→ Records shown
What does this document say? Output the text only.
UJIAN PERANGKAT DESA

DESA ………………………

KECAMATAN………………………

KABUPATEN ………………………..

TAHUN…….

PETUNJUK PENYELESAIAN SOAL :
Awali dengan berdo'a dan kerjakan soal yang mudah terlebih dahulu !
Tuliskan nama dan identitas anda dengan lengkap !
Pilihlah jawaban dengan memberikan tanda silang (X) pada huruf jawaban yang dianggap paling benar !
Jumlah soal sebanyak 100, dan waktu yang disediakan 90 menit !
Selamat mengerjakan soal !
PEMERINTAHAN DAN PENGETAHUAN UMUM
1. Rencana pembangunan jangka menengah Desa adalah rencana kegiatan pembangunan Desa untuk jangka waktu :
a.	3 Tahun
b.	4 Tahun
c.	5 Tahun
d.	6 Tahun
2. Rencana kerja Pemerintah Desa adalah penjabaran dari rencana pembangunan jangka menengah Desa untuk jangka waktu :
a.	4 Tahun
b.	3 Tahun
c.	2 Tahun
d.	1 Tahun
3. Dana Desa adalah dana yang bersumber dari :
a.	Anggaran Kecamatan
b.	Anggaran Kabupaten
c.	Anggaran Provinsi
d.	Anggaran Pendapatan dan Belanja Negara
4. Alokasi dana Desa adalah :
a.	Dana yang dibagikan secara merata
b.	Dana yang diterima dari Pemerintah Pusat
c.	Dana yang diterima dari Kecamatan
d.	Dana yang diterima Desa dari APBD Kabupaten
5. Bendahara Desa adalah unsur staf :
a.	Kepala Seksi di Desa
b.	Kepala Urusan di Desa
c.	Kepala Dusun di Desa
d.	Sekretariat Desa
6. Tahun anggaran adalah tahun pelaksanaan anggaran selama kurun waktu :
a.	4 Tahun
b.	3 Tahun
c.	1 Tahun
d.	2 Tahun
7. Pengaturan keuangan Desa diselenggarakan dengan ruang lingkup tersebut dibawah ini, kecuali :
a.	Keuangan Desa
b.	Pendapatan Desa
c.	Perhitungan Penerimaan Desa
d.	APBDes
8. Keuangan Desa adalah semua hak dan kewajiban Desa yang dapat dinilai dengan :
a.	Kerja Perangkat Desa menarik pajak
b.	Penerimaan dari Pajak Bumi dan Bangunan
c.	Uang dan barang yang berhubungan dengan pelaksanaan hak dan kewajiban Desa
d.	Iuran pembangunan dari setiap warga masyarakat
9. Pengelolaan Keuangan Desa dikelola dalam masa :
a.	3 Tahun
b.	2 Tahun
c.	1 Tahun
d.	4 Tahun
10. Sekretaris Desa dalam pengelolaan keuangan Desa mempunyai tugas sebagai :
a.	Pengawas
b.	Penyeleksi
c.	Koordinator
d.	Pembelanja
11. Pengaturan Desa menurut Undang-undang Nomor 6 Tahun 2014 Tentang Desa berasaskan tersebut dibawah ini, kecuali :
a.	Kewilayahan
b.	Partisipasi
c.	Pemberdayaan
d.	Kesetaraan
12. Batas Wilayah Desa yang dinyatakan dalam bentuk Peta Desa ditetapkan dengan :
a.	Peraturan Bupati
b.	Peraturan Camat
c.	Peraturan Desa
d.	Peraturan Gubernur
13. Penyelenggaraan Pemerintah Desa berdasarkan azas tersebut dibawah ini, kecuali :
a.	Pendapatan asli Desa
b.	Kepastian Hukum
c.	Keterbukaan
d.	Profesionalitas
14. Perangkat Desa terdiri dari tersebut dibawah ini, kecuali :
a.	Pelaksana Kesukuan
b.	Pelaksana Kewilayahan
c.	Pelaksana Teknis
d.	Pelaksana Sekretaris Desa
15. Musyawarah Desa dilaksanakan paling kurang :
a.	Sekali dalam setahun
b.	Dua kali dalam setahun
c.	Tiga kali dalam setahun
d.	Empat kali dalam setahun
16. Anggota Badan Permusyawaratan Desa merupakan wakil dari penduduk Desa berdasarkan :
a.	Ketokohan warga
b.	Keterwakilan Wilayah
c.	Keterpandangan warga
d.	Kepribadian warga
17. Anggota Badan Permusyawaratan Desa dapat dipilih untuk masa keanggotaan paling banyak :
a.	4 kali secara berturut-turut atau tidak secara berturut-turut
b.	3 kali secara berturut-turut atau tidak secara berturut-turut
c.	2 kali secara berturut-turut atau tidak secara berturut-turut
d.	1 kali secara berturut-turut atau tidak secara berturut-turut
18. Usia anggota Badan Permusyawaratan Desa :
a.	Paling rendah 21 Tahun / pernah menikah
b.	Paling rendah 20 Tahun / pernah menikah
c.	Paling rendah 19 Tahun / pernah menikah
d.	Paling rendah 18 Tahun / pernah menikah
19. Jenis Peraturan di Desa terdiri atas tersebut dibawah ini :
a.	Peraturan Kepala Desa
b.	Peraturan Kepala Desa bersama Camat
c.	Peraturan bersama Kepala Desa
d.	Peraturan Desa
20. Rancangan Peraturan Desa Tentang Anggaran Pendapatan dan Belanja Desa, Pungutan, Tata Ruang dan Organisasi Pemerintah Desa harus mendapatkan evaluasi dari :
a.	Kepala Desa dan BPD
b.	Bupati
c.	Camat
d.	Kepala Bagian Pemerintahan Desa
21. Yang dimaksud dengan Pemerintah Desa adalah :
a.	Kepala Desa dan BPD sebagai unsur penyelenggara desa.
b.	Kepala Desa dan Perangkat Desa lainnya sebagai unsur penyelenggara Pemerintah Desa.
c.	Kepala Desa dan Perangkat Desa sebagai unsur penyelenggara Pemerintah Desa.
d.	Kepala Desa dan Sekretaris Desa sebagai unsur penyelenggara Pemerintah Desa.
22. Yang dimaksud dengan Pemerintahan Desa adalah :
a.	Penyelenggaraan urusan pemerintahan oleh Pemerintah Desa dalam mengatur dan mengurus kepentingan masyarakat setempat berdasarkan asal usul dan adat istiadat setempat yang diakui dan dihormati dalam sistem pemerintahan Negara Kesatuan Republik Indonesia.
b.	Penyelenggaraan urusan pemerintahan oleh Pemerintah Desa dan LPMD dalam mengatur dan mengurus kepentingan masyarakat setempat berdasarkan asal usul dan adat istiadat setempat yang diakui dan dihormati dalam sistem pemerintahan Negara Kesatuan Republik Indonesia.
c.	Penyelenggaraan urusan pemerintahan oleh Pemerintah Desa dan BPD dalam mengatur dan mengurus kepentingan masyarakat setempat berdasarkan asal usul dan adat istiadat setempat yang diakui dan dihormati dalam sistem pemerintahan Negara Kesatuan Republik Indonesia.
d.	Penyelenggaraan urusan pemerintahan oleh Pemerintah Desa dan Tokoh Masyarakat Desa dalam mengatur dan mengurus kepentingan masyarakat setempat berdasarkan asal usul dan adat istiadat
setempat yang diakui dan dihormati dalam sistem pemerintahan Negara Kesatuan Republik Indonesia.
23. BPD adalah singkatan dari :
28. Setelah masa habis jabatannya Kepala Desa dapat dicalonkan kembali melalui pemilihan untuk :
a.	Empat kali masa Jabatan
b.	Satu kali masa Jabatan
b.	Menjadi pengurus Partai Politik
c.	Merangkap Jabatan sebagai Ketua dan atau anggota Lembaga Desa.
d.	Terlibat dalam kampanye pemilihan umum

→ What to work on
Write down only how many lines in the listing contain the word "Indonesia".

→ Answer in full
4